Written request: Repeat verbatim the lines of the data below, beginning with the line containing "Output the text content of this document." and continuing to the end.

━━━ Record list ━━━

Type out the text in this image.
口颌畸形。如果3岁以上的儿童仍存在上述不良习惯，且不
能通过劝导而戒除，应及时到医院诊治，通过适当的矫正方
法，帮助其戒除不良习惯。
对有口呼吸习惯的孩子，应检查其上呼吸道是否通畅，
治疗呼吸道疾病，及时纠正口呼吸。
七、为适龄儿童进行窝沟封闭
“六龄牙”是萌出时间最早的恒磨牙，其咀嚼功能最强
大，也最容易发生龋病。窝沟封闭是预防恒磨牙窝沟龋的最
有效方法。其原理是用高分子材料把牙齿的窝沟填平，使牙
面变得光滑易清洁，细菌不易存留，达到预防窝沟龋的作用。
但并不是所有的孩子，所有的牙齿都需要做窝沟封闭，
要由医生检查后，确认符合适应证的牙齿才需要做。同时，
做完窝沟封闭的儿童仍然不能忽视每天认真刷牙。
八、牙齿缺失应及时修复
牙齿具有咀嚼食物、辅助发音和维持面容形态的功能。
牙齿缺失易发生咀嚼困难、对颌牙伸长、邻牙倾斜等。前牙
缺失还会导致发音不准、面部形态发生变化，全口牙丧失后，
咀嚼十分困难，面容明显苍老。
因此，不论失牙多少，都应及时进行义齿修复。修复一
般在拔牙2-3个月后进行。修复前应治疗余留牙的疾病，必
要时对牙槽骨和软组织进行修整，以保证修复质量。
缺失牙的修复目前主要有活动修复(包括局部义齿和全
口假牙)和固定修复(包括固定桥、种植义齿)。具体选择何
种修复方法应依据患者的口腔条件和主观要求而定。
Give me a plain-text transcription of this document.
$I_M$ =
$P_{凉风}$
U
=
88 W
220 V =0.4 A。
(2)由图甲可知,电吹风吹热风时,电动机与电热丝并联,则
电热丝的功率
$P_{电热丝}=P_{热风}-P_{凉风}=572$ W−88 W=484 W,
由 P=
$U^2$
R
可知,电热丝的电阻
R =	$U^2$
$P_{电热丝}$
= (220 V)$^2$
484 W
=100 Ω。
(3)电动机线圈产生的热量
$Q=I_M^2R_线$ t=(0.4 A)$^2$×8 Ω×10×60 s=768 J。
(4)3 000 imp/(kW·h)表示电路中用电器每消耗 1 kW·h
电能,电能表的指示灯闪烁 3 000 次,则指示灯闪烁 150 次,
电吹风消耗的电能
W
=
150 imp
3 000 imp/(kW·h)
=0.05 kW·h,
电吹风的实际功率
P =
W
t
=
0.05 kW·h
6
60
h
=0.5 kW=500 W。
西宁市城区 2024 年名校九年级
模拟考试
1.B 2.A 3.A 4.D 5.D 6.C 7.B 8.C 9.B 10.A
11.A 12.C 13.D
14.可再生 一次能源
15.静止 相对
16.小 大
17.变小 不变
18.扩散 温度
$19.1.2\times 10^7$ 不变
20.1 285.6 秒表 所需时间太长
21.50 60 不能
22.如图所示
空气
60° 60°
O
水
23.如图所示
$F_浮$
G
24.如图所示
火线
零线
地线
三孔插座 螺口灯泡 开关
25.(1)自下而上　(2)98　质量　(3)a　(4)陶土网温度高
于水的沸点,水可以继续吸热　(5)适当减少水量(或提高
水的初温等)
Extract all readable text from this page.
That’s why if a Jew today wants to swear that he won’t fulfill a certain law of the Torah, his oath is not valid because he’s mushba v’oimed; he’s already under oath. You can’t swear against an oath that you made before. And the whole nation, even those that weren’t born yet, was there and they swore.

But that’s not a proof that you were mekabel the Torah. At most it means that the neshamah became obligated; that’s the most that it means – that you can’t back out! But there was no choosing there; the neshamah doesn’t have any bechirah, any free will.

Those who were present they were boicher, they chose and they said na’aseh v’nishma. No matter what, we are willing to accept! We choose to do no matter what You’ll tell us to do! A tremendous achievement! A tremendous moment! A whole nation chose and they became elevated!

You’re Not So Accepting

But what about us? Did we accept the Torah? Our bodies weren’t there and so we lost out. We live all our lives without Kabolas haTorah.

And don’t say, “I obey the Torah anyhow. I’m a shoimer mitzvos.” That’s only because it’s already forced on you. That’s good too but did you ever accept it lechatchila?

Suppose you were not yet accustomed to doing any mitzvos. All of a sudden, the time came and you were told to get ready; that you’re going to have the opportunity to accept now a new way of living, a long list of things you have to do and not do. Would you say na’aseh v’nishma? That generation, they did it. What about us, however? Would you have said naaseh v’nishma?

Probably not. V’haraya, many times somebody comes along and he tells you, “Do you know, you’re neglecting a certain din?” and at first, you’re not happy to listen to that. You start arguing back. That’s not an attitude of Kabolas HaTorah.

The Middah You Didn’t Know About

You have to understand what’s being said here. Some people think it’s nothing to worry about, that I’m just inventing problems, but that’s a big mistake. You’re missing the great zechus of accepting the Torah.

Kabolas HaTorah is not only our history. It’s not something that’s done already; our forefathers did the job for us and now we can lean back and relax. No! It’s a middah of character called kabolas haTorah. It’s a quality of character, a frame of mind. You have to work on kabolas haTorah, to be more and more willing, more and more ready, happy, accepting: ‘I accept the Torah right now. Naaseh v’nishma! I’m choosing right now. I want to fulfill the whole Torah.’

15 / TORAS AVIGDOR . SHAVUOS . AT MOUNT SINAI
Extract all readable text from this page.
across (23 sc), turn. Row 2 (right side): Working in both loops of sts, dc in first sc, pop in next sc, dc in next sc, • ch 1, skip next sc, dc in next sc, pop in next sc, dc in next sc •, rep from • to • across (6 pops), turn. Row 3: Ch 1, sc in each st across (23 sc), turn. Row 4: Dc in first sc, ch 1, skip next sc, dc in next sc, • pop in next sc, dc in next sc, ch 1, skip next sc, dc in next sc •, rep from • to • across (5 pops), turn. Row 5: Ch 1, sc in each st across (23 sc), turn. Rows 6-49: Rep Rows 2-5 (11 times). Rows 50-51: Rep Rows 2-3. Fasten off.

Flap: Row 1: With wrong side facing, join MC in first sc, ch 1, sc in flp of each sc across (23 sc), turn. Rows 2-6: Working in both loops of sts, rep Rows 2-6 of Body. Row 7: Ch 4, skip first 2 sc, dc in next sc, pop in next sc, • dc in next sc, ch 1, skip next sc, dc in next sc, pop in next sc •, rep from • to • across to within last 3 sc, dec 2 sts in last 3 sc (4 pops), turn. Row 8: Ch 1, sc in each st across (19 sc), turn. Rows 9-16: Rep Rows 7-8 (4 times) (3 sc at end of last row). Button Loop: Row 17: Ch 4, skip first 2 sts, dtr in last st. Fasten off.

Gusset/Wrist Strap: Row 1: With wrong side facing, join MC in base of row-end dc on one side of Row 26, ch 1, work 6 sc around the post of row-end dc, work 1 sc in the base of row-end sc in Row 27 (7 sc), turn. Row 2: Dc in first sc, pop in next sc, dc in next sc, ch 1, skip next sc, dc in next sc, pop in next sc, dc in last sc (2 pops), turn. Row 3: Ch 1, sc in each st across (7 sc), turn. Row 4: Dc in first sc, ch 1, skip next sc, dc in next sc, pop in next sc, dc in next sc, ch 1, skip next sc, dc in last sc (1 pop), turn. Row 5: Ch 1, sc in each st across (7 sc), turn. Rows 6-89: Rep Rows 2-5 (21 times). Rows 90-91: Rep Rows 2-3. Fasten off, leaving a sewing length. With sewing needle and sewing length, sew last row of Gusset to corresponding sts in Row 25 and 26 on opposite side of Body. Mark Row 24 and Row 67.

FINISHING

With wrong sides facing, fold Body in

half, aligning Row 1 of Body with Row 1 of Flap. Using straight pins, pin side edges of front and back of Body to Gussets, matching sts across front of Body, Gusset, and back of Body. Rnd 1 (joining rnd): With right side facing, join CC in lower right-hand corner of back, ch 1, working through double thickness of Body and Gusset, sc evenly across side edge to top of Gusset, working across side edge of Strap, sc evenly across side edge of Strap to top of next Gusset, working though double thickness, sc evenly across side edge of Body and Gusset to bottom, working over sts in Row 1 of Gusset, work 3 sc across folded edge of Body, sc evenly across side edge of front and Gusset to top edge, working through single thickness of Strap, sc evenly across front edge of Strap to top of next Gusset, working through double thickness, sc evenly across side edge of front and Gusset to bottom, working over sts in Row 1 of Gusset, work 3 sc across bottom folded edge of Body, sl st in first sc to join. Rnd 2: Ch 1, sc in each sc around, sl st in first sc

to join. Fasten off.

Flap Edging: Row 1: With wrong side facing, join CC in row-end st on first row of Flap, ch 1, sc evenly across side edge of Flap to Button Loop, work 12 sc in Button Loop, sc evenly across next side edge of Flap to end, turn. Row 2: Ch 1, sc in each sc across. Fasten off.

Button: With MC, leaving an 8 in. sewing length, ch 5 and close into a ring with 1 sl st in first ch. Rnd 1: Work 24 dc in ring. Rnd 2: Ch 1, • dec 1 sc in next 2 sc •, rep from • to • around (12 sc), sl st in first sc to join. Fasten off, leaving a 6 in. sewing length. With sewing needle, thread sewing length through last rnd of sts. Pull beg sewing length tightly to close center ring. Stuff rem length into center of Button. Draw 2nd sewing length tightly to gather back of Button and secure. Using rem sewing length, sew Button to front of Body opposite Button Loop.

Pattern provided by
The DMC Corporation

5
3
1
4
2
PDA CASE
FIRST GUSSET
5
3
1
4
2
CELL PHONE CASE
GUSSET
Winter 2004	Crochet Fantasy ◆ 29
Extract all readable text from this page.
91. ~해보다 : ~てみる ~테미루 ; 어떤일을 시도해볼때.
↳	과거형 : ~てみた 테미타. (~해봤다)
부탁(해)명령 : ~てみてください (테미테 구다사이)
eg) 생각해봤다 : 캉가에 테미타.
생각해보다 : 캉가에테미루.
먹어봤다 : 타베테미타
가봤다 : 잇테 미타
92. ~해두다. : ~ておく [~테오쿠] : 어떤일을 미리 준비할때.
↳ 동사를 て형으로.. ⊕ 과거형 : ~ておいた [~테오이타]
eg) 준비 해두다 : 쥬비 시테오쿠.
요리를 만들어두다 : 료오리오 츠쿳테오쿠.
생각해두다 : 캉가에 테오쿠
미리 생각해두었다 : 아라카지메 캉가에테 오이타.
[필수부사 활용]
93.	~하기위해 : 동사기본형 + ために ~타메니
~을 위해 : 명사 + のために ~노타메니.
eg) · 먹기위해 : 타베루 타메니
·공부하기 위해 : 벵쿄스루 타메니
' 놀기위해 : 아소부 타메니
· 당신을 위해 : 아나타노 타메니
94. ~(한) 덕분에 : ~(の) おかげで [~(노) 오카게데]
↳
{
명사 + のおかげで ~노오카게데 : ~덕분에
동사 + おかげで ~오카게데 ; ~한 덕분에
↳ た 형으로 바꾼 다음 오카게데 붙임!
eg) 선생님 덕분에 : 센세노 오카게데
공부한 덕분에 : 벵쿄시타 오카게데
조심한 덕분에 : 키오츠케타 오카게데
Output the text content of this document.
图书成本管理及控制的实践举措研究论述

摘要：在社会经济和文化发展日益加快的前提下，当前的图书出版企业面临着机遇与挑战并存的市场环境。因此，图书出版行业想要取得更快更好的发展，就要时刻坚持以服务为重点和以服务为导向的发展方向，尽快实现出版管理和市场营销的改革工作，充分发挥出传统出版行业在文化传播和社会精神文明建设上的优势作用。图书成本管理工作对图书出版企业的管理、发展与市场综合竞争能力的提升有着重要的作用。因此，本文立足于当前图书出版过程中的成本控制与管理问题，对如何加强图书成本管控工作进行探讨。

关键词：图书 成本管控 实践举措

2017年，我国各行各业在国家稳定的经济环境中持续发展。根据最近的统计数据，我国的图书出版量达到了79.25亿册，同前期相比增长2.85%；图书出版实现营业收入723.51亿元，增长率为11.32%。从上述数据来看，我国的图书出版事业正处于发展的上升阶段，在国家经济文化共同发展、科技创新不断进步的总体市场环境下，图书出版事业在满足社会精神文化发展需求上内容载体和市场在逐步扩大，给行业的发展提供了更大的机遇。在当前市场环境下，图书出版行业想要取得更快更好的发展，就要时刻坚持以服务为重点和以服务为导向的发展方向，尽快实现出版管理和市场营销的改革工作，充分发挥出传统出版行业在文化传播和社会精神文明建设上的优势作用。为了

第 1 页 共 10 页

━━━

Solution to the exercise:
Output the text content of this document.
图书成本管理及控制的实践举措研究论述

摘要：在社会经济和文化发展日益加快的前提下，当前的图书出版企业面临着机遇与挑战并存的市场环境。因此，图书出版行业想要取得更快更好的发展，就要时刻坚持以服务为重点和以服务为导向的发展方向，尽快实现出版管理和市场营销的改革工作，充分发挥出传统出版行业在文化传播和社会精神文明建设上的优势作用。图书成本管理工作对图书出版企业的管理、发展与市场综合竞争能力的提升有着重要的作用。因此，本文立足于当前图书出版过程中的成本控制与管理问题，对如何加强图书成本管控工作进行探讨。

关键词：图书 成本管控 实践举措

2017年，我国各行各业在国家稳定的经济环境中持续发展。根据最近的统计数据，我国的图书出版量达到了79.25亿册，同前期相比增长2.85%；图书出版实现营业收入723.51亿元，增长率为11.32%。从上述数据来看，我国的图书出版事业正处于发展的上升阶段，在国家经济文化共同发展、科技创新不断进步的总体市场环境下，图书出版事业在满足社会精神文化发展需求上内容载体和市场在逐步扩大，给行业的发展提供了更大的机遇。在当前市场环境下，图书出版行业想要取得更快更好的发展，就要时刻坚持以服务为重点和以服务为导向的发展方向，尽快实现出版管理和市场营销的改革工作，充分发挥出传统出版行业在文化传播和社会精神文明建设上的优势作用。为了

第 1 页 共 10 页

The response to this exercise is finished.